→ Problem details
Keep the images out and copy every entry below exactly.

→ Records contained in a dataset
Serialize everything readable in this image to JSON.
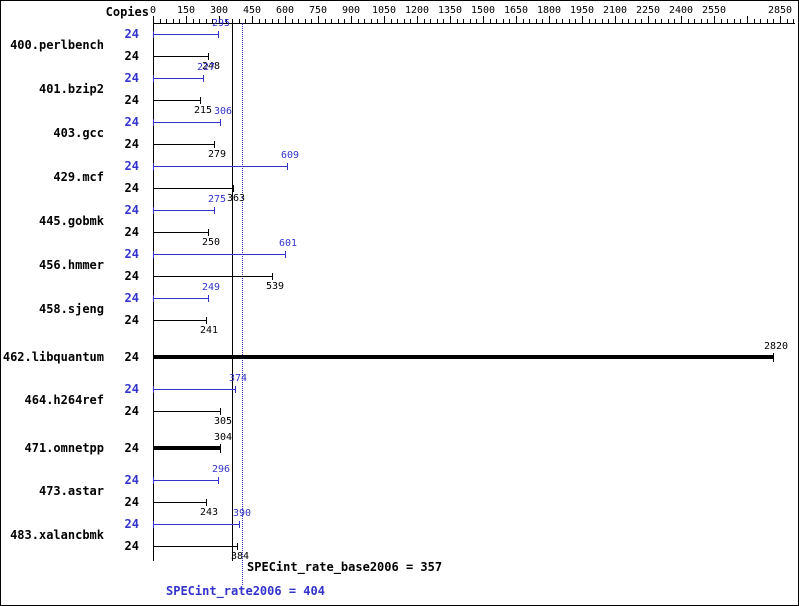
{
  "chart_data": {
    "type": "bar",
    "orientation": "horizontal",
    "copies_header": "Copies",
    "axis": {
      "min": 0,
      "max": 2910,
      "major_step": 150,
      "minor_step": 30,
      "position": "top",
      "grid": false,
      "tick_labels": [
        0,
        150,
        300,
        450,
        600,
        750,
        900,
        1050,
        1200,
        1350,
        1500,
        1650,
        1800,
        1950,
        2100,
        2250,
        2400,
        2550,
        2850
      ]
    },
    "colors": {
      "peak": "#3333cc",
      "base": "#000000"
    },
    "series_names": [
      "peak",
      "base"
    ],
    "benchmarks": [
      {
        "name": "400.perlbench",
        "copies": 24,
        "peak": 295,
        "base": 248,
        "base_equals_peak": false
      },
      {
        "name": "401.bzip2",
        "copies": 24,
        "peak": 227,
        "base": 215,
        "base_equals_peak": false
      },
      {
        "name": "403.gcc",
        "copies": 24,
        "peak": 306,
        "base": 279,
        "base_equals_peak": false
      },
      {
        "name": "429.mcf",
        "copies": 24,
        "peak": 609,
        "base": 363,
        "base_equals_peak": false
      },
      {
        "name": "445.gobmk",
        "copies": 24,
        "peak": 275,
        "base": 250,
        "base_equals_peak": false
      },
      {
        "name": "456.hmmer",
        "copies": 24,
        "peak": 601,
        "base": 539,
        "base_equals_peak": false
      },
      {
        "name": "458.sjeng",
        "copies": 24,
        "peak": 249,
        "base": 241,
        "base_equals_peak": false
      },
      {
        "name": "462.libquantum",
        "copies": 24,
        "peak": 2820,
        "base": 2820,
        "base_equals_peak": true
      },
      {
        "name": "464.h264ref",
        "copies": 24,
        "peak": 374,
        "base": 305,
        "base_equals_peak": false
      },
      {
        "name": "471.omnetpp",
        "copies": 24,
        "peak": 304,
        "base": 304,
        "base_equals_peak": true
      },
      {
        "name": "473.astar",
        "copies": 24,
        "peak": 296,
        "base": 243,
        "base_equals_peak": false
      },
      {
        "name": "483.xalancbmk",
        "copies": 24,
        "peak": 390,
        "base": 384,
        "base_equals_peak": false
      }
    ],
    "reference_lines": [
      {
        "value": 357,
        "style": "solid",
        "color": "#000000",
        "label": "SPECint_rate_base2006 = 357"
      },
      {
        "value": 404,
        "style": "dotted",
        "color": "#3333cc",
        "label": "SPECint_rate2006 = 404"
      }
    ]
  }
}
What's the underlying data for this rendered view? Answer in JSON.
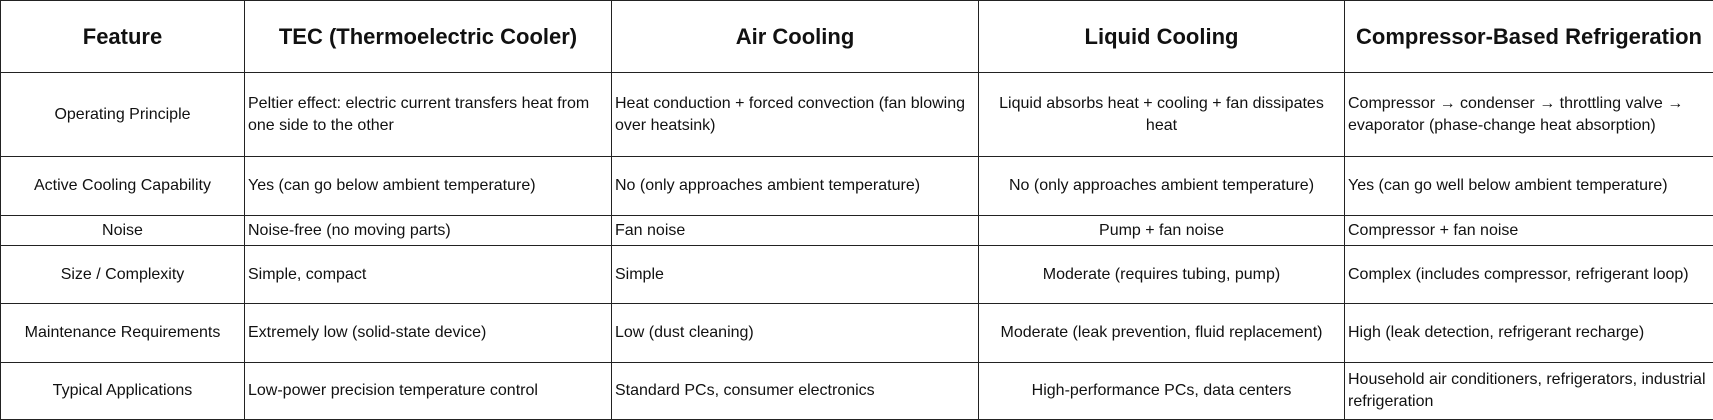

→ Correct result
Serialize everything readable in this image to JSON.
{
  "chart_data": {
    "type": "bar",
    "orientation": "horizontal",
    "copies_header": "Copies",
    "axis": {
      "min": 0,
      "max": 2910,
      "major_step": 150,
      "minor_step": 30,
      "position": "top",
      "grid": false,
      "tick_labels": [
        0,
        150,
        300,
        450,
        600,
        750,
        900,
        1050,
        1200,
        1350,
        1500,
        1650,
        1800,
        1950,
        2100,
        2250,
        2400,
        2550,
        2850
      ]
    },
    "colors": {
      "peak": "#3333cc",
      "base": "#000000"
    },
    "series_names": [
      "peak",
      "base"
    ],
    "benchmarks": [
      {
        "name": "400.perlbench",
        "copies": 24,
        "peak": 295,
        "base": 248,
        "base_equals_peak": false
      },
      {
        "name": "401.bzip2",
        "copies": 24,
        "peak": 227,
        "base": 215,
        "base_equals_peak": false
      },
      {
        "name": "403.gcc",
        "copies": 24,
        "peak": 306,
        "base": 279,
        "base_equals_peak": false
      },
      {
        "name": "429.mcf",
        "copies": 24,
        "peak": 609,
        "base": 363,
        "base_equals_peak": false
      },
      {
        "name": "445.gobmk",
        "copies": 24,
        "peak": 275,
        "base": 250,
        "base_equals_peak": false
      },
      {
        "name": "456.hmmer",
        "copies": 24,
        "peak": 601,
        "base": 539,
        "base_equals_peak": false
      },
      {
        "name": "458.sjeng",
        "copies": 24,
        "peak": 249,
        "base": 241,
        "base_equals_peak": false
      },
      {
        "name": "462.libquantum",
        "copies": 24,
        "peak": 2820,
        "base": 2820,
        "base_equals_peak": true
      },
      {
        "name": "464.h264ref",
        "copies": 24,
        "peak": 374,
        "base": 305,
        "base_equals_peak": false
      },
      {
        "name": "471.omnetpp",
        "copies": 24,
        "peak": 304,
        "base": 304,
        "base_equals_peak": true
      },
      {
        "name": "473.astar",
        "copies": 24,
        "peak": 296,
        "base": 243,
        "base_equals_peak": false
      },
      {
        "name": "483.xalancbmk",
        "copies": 24,
        "peak": 390,
        "base": 384,
        "base_equals_peak": false
      }
    ],
    "reference_lines": [
      {
        "value": 357,
        "style": "solid",
        "color": "#000000",
        "label": "SPECint_rate_base2006 = 357"
      },
      {
        "value": 404,
        "style": "dotted",
        "color": "#3333cc",
        "label": "SPECint_rate2006 = 404"
      }
    ]
  }
}
What's the underlying data for this rendered view? Answer in JSON.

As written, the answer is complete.